Tareas por realizar:
**a)** Contesta estas preguntas sobre el texto de estudio, una por línea:
(i) ¿Cuántas personas se montan en una lancha en la que caben 7?
(ii) ¿De qué país procedía el niño que murió ahogado?
(iii) ¿Qué descubrieron los forenses que el niño llevaba cosido en su ropa?
**b)** Prolonga el texto de estudio sobre los migrantes que naufragan en el Mediterráneo a partir de su última oración.

──────── Texto de estudio

AP PHOTO/ DOCKO BANDIC 

Sabemos que tan crueles son las fronteras, podemos imaginar lo tormentoso que puede llegar a ser un viaje tan largo, sin recursos y prácticamente ilegal, sabemos cómo llegan, algunos heridos, con hipotermia, enfermos, cansados, angustiados, o en la peor de las maneras, muertos. Pero sabemos poco o nada de todos los que naufragan en el mediterráneo con la fe y la esperanza a flor de piel que tienen cuando deciden montarse 60 en una lancha en la que caben 7 personas.

AP PHOTO/ DOCKO BANDIC 

Lo que sí que tienen hoy los centros forenses son las cartas, las notas, y en algunos casos incluso los boletines escolares. Así, hace poco leí sobre la conmovedora historia de un niño procedente de Malí que murió ahogado junto a mil personas más cuando intentaba llegar a Europa en una barca que naufragó frente a Libia y en cuya autopsia los forenses descubrieron que el pequeño llevaba cosidas en su ropa las notas escolares que probablemente imaginó que le iban a valer para tener un futuro mejor, y antes de acabar de leer, me acechó una sensación de rabia de la que no pude desprenderme.

────────────────
──────── Conjunto de datos

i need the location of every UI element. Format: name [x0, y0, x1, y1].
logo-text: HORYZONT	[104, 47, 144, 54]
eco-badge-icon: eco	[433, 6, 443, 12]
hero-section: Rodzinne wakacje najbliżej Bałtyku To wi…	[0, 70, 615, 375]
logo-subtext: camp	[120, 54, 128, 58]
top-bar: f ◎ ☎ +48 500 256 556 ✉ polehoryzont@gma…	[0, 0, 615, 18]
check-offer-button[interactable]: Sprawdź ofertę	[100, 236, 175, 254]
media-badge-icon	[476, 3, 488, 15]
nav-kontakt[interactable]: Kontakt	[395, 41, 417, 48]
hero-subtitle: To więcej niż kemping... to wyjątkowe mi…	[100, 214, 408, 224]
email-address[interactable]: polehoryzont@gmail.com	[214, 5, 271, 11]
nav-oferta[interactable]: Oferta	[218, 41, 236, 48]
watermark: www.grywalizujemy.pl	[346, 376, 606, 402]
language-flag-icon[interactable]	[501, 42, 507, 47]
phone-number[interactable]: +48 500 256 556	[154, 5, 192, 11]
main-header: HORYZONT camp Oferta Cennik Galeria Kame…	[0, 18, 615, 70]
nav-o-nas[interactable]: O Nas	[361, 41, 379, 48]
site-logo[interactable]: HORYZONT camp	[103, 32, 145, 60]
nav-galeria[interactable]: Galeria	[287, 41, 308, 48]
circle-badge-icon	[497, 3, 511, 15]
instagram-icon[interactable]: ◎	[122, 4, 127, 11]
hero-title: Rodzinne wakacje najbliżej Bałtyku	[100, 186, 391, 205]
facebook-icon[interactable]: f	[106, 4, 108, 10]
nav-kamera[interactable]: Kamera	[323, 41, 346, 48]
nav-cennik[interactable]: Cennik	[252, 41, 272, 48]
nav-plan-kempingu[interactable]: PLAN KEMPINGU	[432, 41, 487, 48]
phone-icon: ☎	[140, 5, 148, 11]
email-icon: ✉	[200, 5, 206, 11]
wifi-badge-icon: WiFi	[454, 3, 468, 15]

────────────────

Respuestas:
**a)**
(i) 60 personas.
(ii) De Malí.
(iii) Sus notas escolares.

**b)**
¿Cuán aferrado hay que estar a tener un futuro prometedor para traerse las notas al otro lado del mundo? 

¿Pensaba que algún colegio francés o italiano le abriría sus puertas para estudiar y así poder labrarse un futuro?

 ¿Creía que Europa le valoraría por sus notas del instituto y así lograría que le acogiesen? 

¿Qué le hubiesen dicho de haber llegado y entregado su boletín de notas como garantía de buena persona, buen alumna, civismo y ética? 

¿Realmente Europa hubiese ayudado a este niño a tener la vida que quería tener con sus buenas calificaciones en Física o hubiese sido un buscavidas por sus orígenes y falta de documentación para vivir regularmente?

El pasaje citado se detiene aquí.